-- Problem to solve --
Reproduce the listing below word for word, leaving out the pictures.

-- Entries supplied --
## Start

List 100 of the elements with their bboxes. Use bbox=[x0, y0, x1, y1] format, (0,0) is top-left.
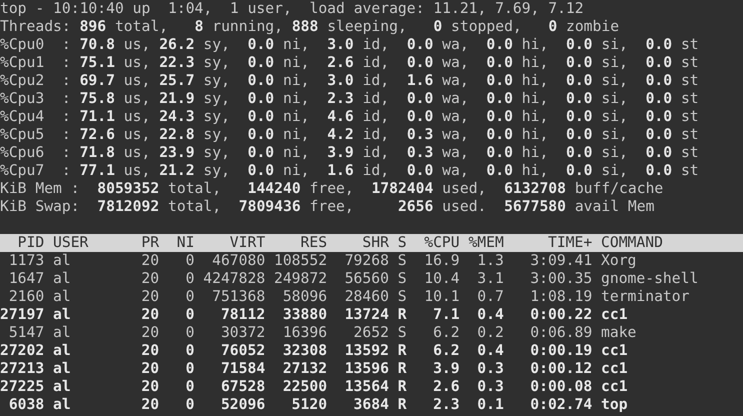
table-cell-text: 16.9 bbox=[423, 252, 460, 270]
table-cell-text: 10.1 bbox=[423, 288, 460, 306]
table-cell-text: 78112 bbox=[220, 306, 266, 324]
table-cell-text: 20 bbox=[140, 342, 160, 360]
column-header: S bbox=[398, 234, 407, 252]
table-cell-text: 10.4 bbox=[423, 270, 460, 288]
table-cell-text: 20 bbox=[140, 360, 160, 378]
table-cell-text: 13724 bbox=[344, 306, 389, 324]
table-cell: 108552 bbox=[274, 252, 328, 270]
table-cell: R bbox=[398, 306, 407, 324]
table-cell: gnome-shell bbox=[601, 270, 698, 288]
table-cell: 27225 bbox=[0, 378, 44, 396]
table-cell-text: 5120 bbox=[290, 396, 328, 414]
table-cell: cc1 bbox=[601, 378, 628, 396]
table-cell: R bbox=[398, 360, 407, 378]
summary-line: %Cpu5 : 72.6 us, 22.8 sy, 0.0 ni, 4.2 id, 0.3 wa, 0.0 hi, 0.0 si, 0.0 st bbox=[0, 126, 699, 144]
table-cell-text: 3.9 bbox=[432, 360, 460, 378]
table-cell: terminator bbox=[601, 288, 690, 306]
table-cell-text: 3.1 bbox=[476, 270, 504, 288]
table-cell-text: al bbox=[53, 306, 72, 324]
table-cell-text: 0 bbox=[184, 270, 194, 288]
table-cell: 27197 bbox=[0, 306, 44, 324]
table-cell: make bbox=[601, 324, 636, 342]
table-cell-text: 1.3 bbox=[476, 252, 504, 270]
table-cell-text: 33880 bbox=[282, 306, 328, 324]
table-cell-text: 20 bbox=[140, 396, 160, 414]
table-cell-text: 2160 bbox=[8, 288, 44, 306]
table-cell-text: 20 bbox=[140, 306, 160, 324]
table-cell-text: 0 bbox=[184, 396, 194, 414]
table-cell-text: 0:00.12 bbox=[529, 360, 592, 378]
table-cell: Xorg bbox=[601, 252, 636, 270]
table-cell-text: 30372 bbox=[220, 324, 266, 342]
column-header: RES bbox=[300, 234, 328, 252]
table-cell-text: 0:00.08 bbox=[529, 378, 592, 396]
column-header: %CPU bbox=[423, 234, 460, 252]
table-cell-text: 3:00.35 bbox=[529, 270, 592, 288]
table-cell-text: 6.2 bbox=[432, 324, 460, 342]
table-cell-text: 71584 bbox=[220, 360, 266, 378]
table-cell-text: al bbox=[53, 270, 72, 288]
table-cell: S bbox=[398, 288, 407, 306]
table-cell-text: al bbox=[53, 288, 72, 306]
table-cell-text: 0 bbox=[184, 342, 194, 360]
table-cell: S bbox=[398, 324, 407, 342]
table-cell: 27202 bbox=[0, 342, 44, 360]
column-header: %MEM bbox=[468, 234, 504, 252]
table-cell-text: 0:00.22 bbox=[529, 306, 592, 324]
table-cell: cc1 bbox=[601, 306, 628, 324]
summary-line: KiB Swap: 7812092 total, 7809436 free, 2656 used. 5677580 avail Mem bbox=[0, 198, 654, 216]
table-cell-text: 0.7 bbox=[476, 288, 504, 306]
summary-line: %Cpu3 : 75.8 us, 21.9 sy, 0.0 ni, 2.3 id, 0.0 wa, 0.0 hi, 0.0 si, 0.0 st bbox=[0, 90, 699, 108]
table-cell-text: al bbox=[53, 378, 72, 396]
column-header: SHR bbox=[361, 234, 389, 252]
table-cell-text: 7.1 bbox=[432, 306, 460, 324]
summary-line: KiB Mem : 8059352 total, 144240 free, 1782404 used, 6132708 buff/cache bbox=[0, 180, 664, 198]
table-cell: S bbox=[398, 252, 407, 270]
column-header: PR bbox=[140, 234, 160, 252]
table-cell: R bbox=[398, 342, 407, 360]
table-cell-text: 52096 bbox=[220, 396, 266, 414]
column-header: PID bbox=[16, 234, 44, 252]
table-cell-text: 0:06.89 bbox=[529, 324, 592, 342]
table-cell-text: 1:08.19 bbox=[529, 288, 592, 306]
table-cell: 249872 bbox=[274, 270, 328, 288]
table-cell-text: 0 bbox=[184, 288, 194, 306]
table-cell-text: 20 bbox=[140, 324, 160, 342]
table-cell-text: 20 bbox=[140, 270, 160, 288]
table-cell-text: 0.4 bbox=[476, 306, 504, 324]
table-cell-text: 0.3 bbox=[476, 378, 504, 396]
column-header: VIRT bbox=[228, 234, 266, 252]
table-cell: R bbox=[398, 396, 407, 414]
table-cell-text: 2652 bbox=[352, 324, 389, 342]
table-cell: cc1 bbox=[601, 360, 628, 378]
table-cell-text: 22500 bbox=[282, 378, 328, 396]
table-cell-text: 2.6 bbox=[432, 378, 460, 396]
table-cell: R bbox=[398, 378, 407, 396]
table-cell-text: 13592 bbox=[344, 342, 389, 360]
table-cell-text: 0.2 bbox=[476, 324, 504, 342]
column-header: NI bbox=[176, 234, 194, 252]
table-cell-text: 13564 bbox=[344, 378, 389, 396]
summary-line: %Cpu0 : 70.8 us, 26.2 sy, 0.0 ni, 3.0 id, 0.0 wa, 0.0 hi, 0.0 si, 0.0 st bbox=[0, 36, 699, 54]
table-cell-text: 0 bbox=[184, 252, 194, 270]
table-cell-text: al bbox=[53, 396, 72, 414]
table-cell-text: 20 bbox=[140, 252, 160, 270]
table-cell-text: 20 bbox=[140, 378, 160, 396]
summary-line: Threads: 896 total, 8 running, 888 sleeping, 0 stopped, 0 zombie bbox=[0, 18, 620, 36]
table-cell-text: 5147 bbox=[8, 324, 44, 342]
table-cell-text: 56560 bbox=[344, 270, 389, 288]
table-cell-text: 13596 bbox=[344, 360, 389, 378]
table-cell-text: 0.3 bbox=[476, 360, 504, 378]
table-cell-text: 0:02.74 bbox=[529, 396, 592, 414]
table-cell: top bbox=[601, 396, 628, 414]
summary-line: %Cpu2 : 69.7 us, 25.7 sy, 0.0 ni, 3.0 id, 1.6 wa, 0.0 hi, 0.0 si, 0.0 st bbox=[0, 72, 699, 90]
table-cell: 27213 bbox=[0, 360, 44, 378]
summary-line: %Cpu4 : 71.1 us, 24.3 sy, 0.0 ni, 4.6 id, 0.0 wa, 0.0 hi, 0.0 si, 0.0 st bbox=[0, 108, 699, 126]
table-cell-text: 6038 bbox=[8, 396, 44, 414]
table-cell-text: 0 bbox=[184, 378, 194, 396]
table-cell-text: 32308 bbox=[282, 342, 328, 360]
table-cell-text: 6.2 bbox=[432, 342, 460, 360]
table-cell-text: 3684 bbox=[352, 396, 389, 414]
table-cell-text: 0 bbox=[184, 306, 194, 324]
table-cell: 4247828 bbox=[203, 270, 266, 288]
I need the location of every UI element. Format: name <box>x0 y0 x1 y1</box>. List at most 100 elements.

## End

-- Response to this exercise --
List 100 of the elements with their bboxes. Use bbox=[x0, y0, x1, y1] format, (0,0) is top-left.
table-cell-text: 16.9 bbox=[423, 252, 460, 270]
table-cell-text: 10.1 bbox=[423, 288, 460, 306]
table-cell-text: 78112 bbox=[220, 306, 266, 324]
table-cell-text: 20 bbox=[140, 342, 160, 360]
column-header: S bbox=[398, 234, 407, 252]
table-cell-text: 10.4 bbox=[423, 270, 460, 288]
table-cell-text: 20 bbox=[140, 360, 160, 378]
table-cell-text: 13724 bbox=[344, 306, 389, 324]
table-cell: 108552 bbox=[274, 252, 328, 270]
table-cell: R bbox=[398, 306, 407, 324]
table-cell: gnome-shell bbox=[601, 270, 698, 288]
table-cell: 27225 bbox=[0, 378, 44, 396]
table-cell-text: 5120 bbox=[290, 396, 328, 414]
table-cell: cc1 bbox=[601, 378, 628, 396]
table-cell: R bbox=[398, 360, 407, 378]
summary-line: %Cpu5 : 72.6 us, 22.8 sy, 0.0 ni, 4.2 id, 0.3 wa, 0.0 hi, 0.0 si, 0.0 st bbox=[0, 126, 699, 144]
table-cell-text: 3.9 bbox=[432, 360, 460, 378]
table-cell: terminator bbox=[601, 288, 690, 306]
table-cell-text: 3.1 bbox=[476, 270, 504, 288]
table-cell-text: al bbox=[53, 306, 72, 324]
table-cell-text: 0 bbox=[184, 270, 194, 288]
table-cell: 27197 bbox=[0, 306, 44, 324]
table-cell: make bbox=[601, 324, 636, 342]
table-cell-text: 1.3 bbox=[476, 252, 504, 270]
table-cell-text: 33880 bbox=[282, 306, 328, 324]
table-cell-text: 20 bbox=[140, 396, 160, 414]
table-cell-text: 2160 bbox=[8, 288, 44, 306]
table-cell-text: 20 bbox=[140, 306, 160, 324]
table-cell-text: 0 bbox=[184, 396, 194, 414]
table-cell-text: 0:00.12 bbox=[529, 360, 592, 378]
table-cell: Xorg bbox=[601, 252, 636, 270]
table-cell-text: 30372 bbox=[220, 324, 266, 342]
column-header: RES bbox=[300, 234, 328, 252]
table-cell-text: 0:00.08 bbox=[529, 378, 592, 396]
column-header: %CPU bbox=[423, 234, 460, 252]
table-cell-text: 3:00.35 bbox=[529, 270, 592, 288]
table-cell-text: 6.2 bbox=[432, 324, 460, 342]
table-cell-text: 71584 bbox=[220, 360, 266, 378]
table-cell-text: al bbox=[53, 270, 72, 288]
table-cell: S bbox=[398, 288, 407, 306]
table-cell-text: al bbox=[53, 288, 72, 306]
table-cell-text: 0 bbox=[184, 342, 194, 360]
table-cell: S bbox=[398, 324, 407, 342]
table-cell: 27202 bbox=[0, 342, 44, 360]
column-header: %MEM bbox=[468, 234, 504, 252]
table-cell-text: 0:00.22 bbox=[529, 306, 592, 324]
table-cell: cc1 bbox=[601, 306, 628, 324]
summary-line: KiB Swap: 7812092 total, 7809436 free, 2656 used. 5677580 avail Mem bbox=[0, 198, 654, 216]
table-cell-text: 0.7 bbox=[476, 288, 504, 306]
summary-line: %Cpu3 : 75.8 us, 21.9 sy, 0.0 ni, 2.3 id, 0.0 wa, 0.0 hi, 0.0 si, 0.0 st bbox=[0, 90, 699, 108]
table-cell-text: al bbox=[53, 378, 72, 396]
column-header: SHR bbox=[361, 234, 389, 252]
table-cell-text: 7.1 bbox=[432, 306, 460, 324]
summary-line: KiB Mem : 8059352 total, 144240 free, 1782404 used, 6132708 buff/cache bbox=[0, 180, 664, 198]
table-cell: S bbox=[398, 252, 407, 270]
column-header: PR bbox=[140, 234, 160, 252]
table-cell: R bbox=[398, 342, 407, 360]
table-cell-text: 52096 bbox=[220, 396, 266, 414]
column-header: PID bbox=[16, 234, 44, 252]
table-cell-text: 0:06.89 bbox=[529, 324, 592, 342]
table-cell-text: 1:08.19 bbox=[529, 288, 592, 306]
table-cell: 249872 bbox=[274, 270, 328, 288]
table-cell-text: 0 bbox=[184, 288, 194, 306]
table-cell-text: 20 bbox=[140, 324, 160, 342]
table-cell-text: 20 bbox=[140, 270, 160, 288]
table-cell-text: 0.4 bbox=[476, 306, 504, 324]
table-cell-text: 0.3 bbox=[476, 378, 504, 396]
column-header: VIRT bbox=[228, 234, 266, 252]
table-cell: R bbox=[398, 396, 407, 414]
table-cell-text: 2652 bbox=[352, 324, 389, 342]
table-cell: cc1 bbox=[601, 360, 628, 378]
table-cell-text: 22500 bbox=[282, 378, 328, 396]
table-cell-text: 2.6 bbox=[432, 378, 460, 396]
table-cell: R bbox=[398, 378, 407, 396]
table-cell-text: 13592 bbox=[344, 342, 389, 360]
table-cell-text: 0.2 bbox=[476, 324, 504, 342]
column-header: NI bbox=[176, 234, 194, 252]
table-cell-text: 13564 bbox=[344, 378, 389, 396]
summary-line: %Cpu0 : 70.8 us, 26.2 sy, 0.0 ni, 3.0 id, 0.0 wa, 0.0 hi, 0.0 si, 0.0 st bbox=[0, 36, 699, 54]
table-cell-text: 0 bbox=[184, 252, 194, 270]
table-cell-text: al bbox=[53, 396, 72, 414]
table-cell-text: 20 bbox=[140, 252, 160, 270]
table-cell-text: 20 bbox=[140, 378, 160, 396]
summary-line: Threads: 896 total, 8 running, 888 sleeping, 0 stopped, 0 zombie bbox=[0, 18, 620, 36]
table-cell-text: 5147 bbox=[8, 324, 44, 342]
table-cell-text: 56560 bbox=[344, 270, 389, 288]
table-cell-text: 13596 bbox=[344, 360, 389, 378]
table-cell-text: 0.3 bbox=[476, 360, 504, 378]
table-cell-text: 0:02.74 bbox=[529, 396, 592, 414]
table-cell: top bbox=[601, 396, 628, 414]
summary-line: %Cpu2 : 69.7 us, 25.7 sy, 0.0 ni, 3.0 id, 1.6 wa, 0.0 hi, 0.0 si, 0.0 st bbox=[0, 72, 699, 90]
table-cell: 27213 bbox=[0, 360, 44, 378]
summary-line: %Cpu4 : 71.1 us, 24.3 sy, 0.0 ni, 4.6 id, 0.0 wa, 0.0 hi, 0.0 si, 0.0 st bbox=[0, 108, 699, 126]
table-cell-text: 6038 bbox=[8, 396, 44, 414]
table-cell-text: 0 bbox=[184, 378, 194, 396]
table-cell-text: 32308 bbox=[282, 342, 328, 360]
table-cell-text: 6.2 bbox=[432, 342, 460, 360]
table-cell-text: 3684 bbox=[352, 396, 389, 414]
table-cell-text: 0 bbox=[184, 306, 194, 324]
table-cell: 4247828 bbox=[203, 270, 266, 288]
I need the location of every UI element. Format: name <box>x0 y0 x1 y1</box>. List at most 100 elements.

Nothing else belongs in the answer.